-- START ENTRIES PROVIDED --
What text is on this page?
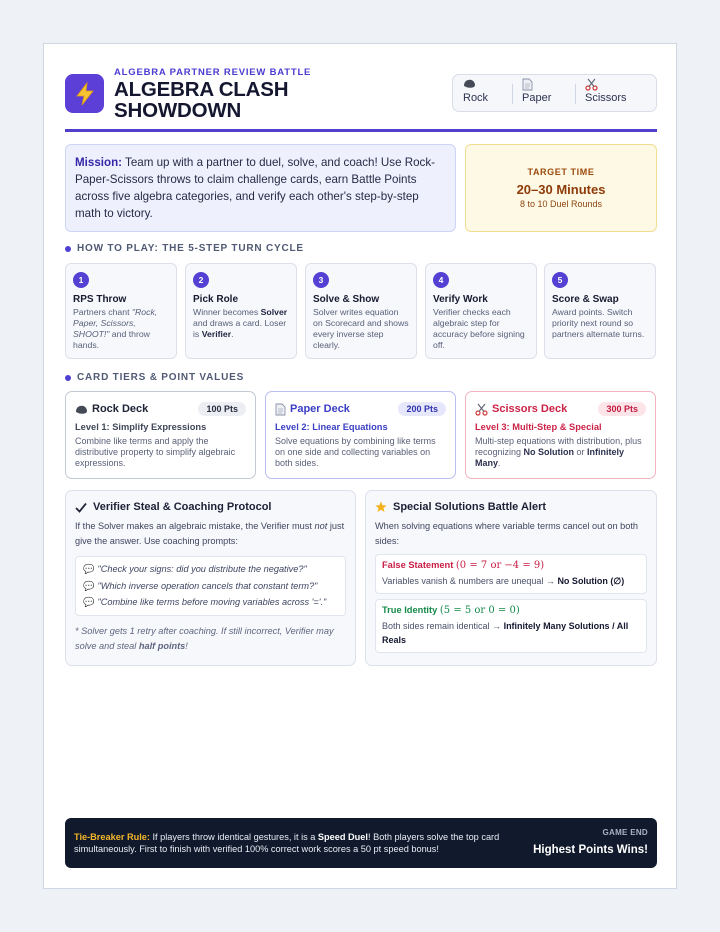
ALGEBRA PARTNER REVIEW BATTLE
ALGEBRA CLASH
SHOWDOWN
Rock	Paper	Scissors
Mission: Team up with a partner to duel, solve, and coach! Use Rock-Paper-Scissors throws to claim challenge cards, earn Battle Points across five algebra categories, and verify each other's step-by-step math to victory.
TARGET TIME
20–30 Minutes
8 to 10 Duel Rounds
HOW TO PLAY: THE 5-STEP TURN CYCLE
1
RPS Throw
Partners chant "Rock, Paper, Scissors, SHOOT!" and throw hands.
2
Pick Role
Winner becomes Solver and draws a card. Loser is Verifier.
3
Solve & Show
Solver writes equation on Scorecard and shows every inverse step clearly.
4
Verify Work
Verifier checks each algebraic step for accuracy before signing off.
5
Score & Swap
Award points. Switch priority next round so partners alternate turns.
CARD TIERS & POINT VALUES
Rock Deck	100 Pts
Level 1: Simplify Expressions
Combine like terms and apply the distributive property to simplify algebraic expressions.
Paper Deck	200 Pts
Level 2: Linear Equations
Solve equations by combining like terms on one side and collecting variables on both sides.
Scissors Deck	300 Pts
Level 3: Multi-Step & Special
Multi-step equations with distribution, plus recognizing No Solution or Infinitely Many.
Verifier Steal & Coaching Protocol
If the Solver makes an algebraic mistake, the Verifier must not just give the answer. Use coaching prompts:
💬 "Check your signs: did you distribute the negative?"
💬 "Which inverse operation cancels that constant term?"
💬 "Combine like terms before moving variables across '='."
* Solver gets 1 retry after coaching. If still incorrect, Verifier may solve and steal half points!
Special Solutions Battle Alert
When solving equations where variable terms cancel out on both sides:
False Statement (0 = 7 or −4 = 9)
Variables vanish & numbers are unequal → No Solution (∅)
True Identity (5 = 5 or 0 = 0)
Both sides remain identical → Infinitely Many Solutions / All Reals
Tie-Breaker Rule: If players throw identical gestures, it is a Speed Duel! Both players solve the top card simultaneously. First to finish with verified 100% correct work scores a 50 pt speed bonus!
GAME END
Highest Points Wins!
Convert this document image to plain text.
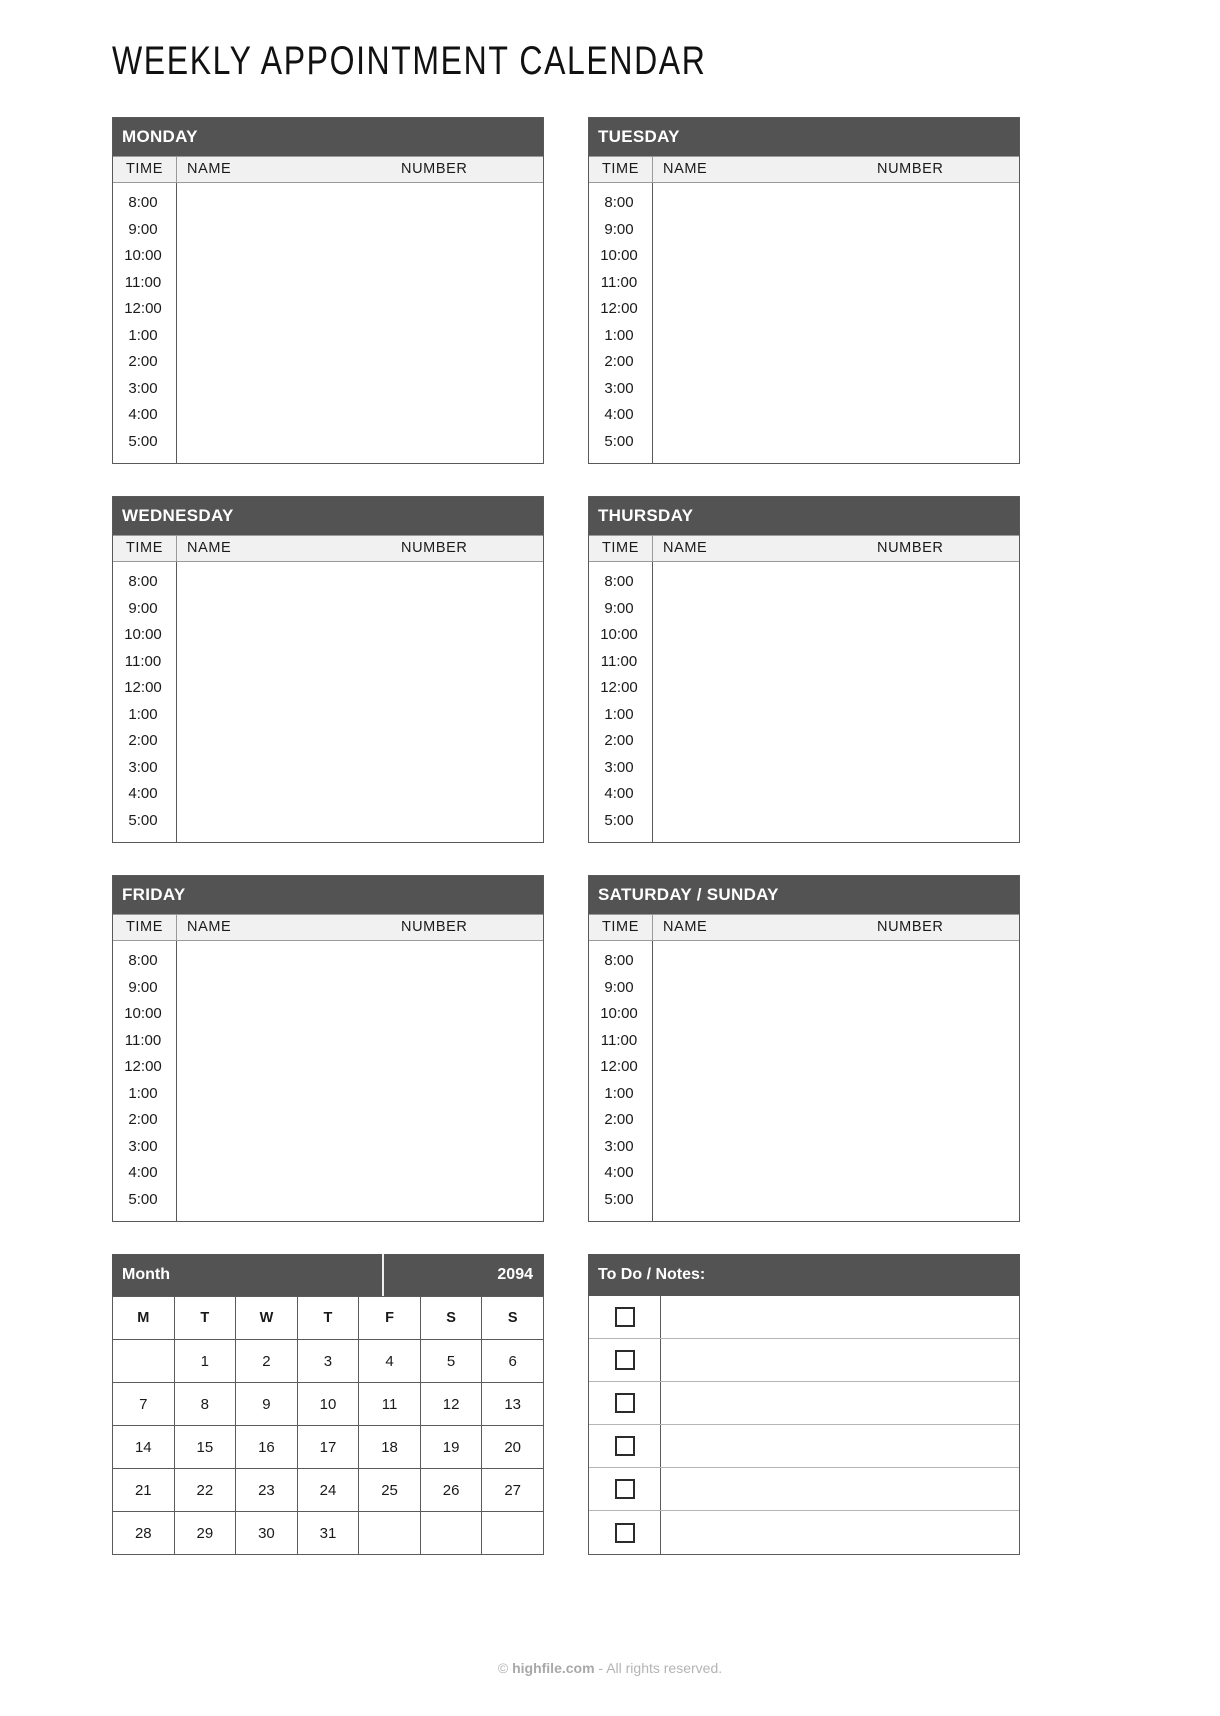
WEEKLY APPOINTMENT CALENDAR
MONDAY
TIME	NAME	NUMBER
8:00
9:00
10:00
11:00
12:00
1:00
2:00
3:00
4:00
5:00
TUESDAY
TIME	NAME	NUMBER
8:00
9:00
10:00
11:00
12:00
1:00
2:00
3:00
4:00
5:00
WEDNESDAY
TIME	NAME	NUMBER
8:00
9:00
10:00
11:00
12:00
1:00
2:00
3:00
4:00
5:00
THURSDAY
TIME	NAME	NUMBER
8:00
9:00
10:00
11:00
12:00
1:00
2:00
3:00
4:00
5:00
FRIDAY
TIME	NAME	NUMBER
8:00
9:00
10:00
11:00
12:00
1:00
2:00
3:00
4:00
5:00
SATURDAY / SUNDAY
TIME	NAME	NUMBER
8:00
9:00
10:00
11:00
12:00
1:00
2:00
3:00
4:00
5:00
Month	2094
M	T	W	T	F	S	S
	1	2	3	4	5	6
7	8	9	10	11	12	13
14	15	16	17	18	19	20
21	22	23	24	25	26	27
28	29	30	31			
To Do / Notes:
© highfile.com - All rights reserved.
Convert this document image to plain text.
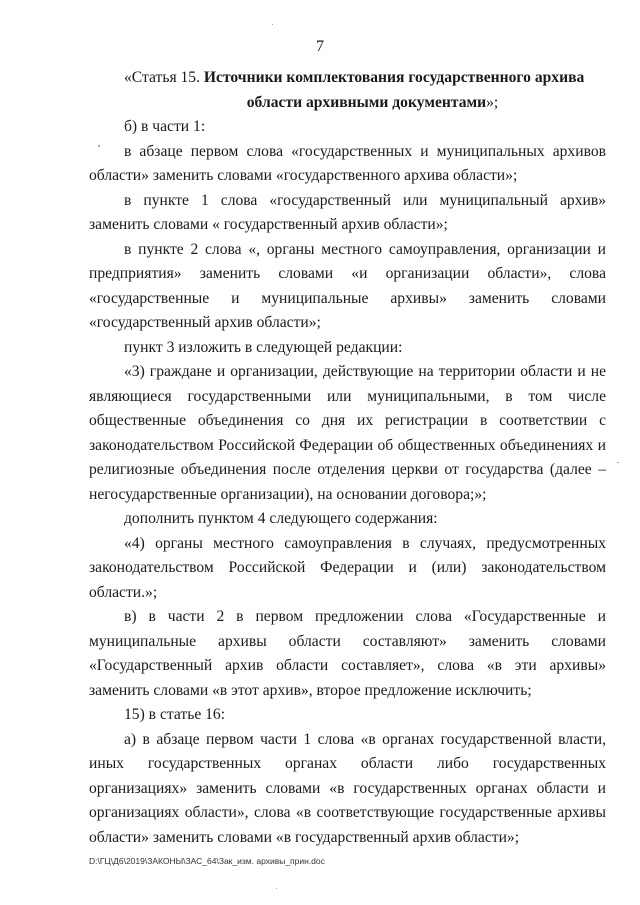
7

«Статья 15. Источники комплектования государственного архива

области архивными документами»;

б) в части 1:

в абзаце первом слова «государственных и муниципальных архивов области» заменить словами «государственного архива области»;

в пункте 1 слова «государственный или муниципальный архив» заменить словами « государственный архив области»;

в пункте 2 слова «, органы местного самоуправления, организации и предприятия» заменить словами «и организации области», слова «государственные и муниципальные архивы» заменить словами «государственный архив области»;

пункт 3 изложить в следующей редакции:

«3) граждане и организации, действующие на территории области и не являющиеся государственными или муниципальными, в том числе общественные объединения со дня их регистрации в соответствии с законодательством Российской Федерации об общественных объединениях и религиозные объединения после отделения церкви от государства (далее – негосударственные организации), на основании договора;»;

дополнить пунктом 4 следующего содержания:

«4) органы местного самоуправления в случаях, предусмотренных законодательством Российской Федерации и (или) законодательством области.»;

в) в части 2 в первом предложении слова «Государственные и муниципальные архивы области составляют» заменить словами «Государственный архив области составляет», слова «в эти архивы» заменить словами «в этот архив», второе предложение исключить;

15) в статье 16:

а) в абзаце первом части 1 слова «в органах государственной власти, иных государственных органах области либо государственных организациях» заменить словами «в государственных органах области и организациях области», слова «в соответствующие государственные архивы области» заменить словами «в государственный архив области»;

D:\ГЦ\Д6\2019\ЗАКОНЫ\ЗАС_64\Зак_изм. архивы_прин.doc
-- END ENTRIES PROVIDED --
__DESCRIPTION OF THE TASK__
Output the records above exactly; leave out the pictures.

__SOLVED EXERCISE__
What text is on this page?
ALGEBRA PARTNER REVIEW BATTLE
ALGEBRA CLASH
SHOWDOWN
Rock	Paper	Scissors
Mission: Team up with a partner to duel, solve, and coach! Use Rock-Paper-Scissors throws to claim challenge cards, earn Battle Points across five algebra categories, and verify each other's step-by-step math to victory.
TARGET TIME
20–30 Minutes
8 to 10 Duel Rounds
HOW TO PLAY: THE 5-STEP TURN CYCLE
1
RPS Throw
Partners chant "Rock, Paper, Scissors, SHOOT!" and throw hands.
2
Pick Role
Winner becomes Solver and draws a card. Loser is Verifier.
3
Solve & Show
Solver writes equation on Scorecard and shows every inverse step clearly.
4
Verify Work
Verifier checks each algebraic step for accuracy before signing off.
5
Score & Swap
Award points. Switch priority next round so partners alternate turns.
CARD TIERS & POINT VALUES
Rock Deck	100 Pts
Level 1: Simplify Expressions
Combine like terms and apply the distributive property to simplify algebraic expressions.
Paper Deck	200 Pts
Level 2: Linear Equations
Solve equations by combining like terms on one side and collecting variables on both sides.
Scissors Deck	300 Pts
Level 3: Multi-Step & Special
Multi-step equations with distribution, plus recognizing No Solution or Infinitely Many.
Verifier Steal & Coaching Protocol
If the Solver makes an algebraic mistake, the Verifier must not just give the answer. Use coaching prompts:
💬 "Check your signs: did you distribute the negative?"
💬 "Which inverse operation cancels that constant term?"
💬 "Combine like terms before moving variables across '='."
* Solver gets 1 retry after coaching. If still incorrect, Verifier may solve and steal half points!
Special Solutions Battle Alert
When solving equations where variable terms cancel out on both sides:
False Statement (0 = 7 or −4 = 9)
Variables vanish & numbers are unequal → No Solution (∅)
True Identity (5 = 5 or 0 = 0)
Both sides remain identical → Infinitely Many Solutions / All Reals
Tie-Breaker Rule: If players throw identical gestures, it is a Speed Duel! Both players solve the top card simultaneously. First to finish with verified 100% correct work scores a 50 pt speed bonus!
GAME END
Highest Points Wins!
Convert this document image to plain text.
WEEKLY APPOINTMENT CALENDAR
MONDAY
TIME	NAME	NUMBER
8:00
9:00
10:00
11:00
12:00
1:00
2:00
3:00
4:00
5:00
TUESDAY
TIME	NAME	NUMBER
8:00
9:00
10:00
11:00
12:00
1:00
2:00
3:00
4:00
5:00
WEDNESDAY
TIME	NAME	NUMBER
8:00
9:00
10:00
11:00
12:00
1:00
2:00
3:00
4:00
5:00
THURSDAY
TIME	NAME	NUMBER
8:00
9:00
10:00
11:00
12:00
1:00
2:00
3:00
4:00
5:00
FRIDAY
TIME	NAME	NUMBER
8:00
9:00
10:00
11:00
12:00
1:00
2:00
3:00
4:00
5:00
SATURDAY / SUNDAY
TIME	NAME	NUMBER
8:00
9:00
10:00
11:00
12:00
1:00
2:00
3:00
4:00
5:00
Month	2094
M	T	W	T	F	S	S
	1	2	3	4	5	6
7	8	9	10	11	12	13
14	15	16	17	18	19	20
21	22	23	24	25	26	27
28	29	30	31			
To Do / Notes:
© highfile.com - All rights reserved.
Convert this document image to plain text.
7

«Статья 15. Источники комплектования государственного архива

области архивными документами»;

б) в части 1:

в абзаце первом слова «государственных и муниципальных архивов области» заменить словами «государственного архива области»;

в пункте 1 слова «государственный или муниципальный архив» заменить словами « государственный архив области»;

в пункте 2 слова «, органы местного самоуправления, организации и предприятия» заменить словами «и организации области», слова «государственные и муниципальные архивы» заменить словами «государственный архив области»;

пункт 3 изложить в следующей редакции:

«3) граждане и организации, действующие на территории области и не являющиеся государственными или муниципальными, в том числе общественные объединения со дня их регистрации в соответствии с законодательством Российской Федерации об общественных объединениях и религиозные объединения после отделения церкви от государства (далее – негосударственные организации), на основании договора;»;

дополнить пунктом 4 следующего содержания:

«4) органы местного самоуправления в случаях, предусмотренных законодательством Российской Федерации и (или) законодательством области.»;

в) в части 2 в первом предложении слова «Государственные и муниципальные архивы области составляют» заменить словами «Государственный архив области составляет», слова «в эти архивы» заменить словами «в этот архив», второе предложение исключить;

15) в статье 16:

а) в абзаце первом части 1 слова «в органах государственной власти, иных государственных органах области либо государственных организациях» заменить словами «в государственных органах области и организациях области», слова «в соответствующие государственные архивы области» заменить словами «в государственный архив области»;

D:\ГЦ\Д6\2019\ЗАКОНЫ\ЗАС_64\Зак_изм. архивы_прин.doc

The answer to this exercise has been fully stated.